=== Objective ===
Please print every line from the one containing "Extract the structured" through the last line of the records below, exactly as written and nothing more.

=== Records shown ===

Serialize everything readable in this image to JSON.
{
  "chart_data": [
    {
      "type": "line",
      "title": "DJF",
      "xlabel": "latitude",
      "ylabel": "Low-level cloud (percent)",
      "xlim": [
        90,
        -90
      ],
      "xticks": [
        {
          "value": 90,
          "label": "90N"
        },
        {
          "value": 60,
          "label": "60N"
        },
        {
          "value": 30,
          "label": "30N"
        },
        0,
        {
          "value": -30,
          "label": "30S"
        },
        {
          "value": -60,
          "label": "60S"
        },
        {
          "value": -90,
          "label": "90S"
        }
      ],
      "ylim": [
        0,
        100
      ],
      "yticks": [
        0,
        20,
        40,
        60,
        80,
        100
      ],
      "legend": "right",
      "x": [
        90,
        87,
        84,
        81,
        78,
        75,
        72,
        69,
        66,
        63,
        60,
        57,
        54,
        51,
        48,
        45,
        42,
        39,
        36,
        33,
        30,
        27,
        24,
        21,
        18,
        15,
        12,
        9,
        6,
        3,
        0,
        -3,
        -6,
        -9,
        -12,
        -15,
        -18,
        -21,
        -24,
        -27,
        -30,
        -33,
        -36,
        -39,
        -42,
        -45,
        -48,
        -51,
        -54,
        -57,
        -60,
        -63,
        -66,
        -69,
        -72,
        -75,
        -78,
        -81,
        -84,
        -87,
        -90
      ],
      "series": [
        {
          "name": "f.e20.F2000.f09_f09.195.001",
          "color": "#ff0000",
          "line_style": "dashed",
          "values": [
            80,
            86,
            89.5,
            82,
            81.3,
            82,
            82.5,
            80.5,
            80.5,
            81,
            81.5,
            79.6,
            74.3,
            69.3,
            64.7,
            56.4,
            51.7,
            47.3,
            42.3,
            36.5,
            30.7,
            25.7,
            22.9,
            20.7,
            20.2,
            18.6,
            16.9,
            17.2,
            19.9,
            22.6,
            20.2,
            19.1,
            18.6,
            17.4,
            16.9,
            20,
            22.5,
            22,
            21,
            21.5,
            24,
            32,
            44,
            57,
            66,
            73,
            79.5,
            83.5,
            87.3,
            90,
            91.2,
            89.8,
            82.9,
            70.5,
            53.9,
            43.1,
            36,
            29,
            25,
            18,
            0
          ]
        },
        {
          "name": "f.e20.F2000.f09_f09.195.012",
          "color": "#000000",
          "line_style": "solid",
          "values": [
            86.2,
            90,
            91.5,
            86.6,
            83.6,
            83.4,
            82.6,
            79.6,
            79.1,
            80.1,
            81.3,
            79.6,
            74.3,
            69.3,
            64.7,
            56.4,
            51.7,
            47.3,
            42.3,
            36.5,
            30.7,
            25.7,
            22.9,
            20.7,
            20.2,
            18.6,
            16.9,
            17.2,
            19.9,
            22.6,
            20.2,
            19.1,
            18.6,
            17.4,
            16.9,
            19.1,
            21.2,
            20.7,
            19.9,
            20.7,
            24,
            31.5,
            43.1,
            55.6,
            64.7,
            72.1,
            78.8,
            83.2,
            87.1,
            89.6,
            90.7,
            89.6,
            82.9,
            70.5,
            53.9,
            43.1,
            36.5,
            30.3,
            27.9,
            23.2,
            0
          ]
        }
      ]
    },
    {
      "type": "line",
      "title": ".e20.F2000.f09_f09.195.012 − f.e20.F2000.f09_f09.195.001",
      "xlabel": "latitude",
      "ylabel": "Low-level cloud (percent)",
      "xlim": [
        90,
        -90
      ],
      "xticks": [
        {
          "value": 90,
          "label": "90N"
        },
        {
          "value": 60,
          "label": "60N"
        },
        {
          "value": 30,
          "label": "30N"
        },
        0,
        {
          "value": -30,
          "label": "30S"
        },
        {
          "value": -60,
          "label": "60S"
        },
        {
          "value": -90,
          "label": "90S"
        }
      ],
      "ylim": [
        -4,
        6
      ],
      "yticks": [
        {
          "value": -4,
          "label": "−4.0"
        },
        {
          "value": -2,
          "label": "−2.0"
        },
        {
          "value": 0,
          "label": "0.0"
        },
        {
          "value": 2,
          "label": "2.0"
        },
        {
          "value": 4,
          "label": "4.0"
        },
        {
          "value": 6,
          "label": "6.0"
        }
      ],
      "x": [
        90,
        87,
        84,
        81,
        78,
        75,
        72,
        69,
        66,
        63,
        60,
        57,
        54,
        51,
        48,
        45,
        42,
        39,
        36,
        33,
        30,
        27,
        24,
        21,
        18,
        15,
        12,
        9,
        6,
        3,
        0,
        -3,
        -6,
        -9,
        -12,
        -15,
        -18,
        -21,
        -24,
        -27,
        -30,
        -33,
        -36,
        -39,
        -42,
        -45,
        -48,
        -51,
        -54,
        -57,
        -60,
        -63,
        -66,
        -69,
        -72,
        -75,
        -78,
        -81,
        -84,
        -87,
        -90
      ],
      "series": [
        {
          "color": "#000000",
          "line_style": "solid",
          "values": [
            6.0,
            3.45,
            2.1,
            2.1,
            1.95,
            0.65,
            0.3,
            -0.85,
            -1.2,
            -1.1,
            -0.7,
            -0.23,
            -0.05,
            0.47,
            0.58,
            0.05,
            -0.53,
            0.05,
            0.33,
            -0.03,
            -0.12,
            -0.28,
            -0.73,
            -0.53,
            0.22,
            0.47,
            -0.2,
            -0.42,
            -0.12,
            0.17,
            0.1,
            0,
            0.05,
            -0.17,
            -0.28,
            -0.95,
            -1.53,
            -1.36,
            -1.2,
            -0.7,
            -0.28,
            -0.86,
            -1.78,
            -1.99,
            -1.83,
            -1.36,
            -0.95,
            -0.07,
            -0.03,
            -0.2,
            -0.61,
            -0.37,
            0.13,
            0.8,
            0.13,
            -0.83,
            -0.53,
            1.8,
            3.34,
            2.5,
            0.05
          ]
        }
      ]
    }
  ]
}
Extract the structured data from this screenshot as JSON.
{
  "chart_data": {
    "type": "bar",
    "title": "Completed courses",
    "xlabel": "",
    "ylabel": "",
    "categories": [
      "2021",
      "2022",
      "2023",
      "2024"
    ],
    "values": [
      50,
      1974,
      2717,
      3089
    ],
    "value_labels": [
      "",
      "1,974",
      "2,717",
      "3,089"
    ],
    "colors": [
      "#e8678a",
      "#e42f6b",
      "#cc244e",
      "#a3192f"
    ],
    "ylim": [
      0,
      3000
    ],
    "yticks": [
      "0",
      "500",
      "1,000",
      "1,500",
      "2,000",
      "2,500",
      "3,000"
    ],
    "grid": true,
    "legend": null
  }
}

=== Solved exercise ===
Extract the structured data from this screenshot as JSON.
{
  "chart_data": {
    "type": "bar",
    "title": "Completed courses",
    "xlabel": "",
    "ylabel": "",
    "categories": [
      "2021",
      "2022",
      "2023",
      "2024"
    ],
    "values": [
      50,
      1974,
      2717,
      3089
    ],
    "value_labels": [
      "",
      "1,974",
      "2,717",
      "3,089"
    ],
    "colors": [
      "#e8678a",
      "#e42f6b",
      "#cc244e",
      "#a3192f"
    ],
    "ylim": [
      0,
      3000
    ],
    "yticks": [
      "0",
      "500",
      "1,000",
      "1,500",
      "2,000",
      "2,500",
      "3,000"
    ],
    "grid": true,
    "legend": null
  }
}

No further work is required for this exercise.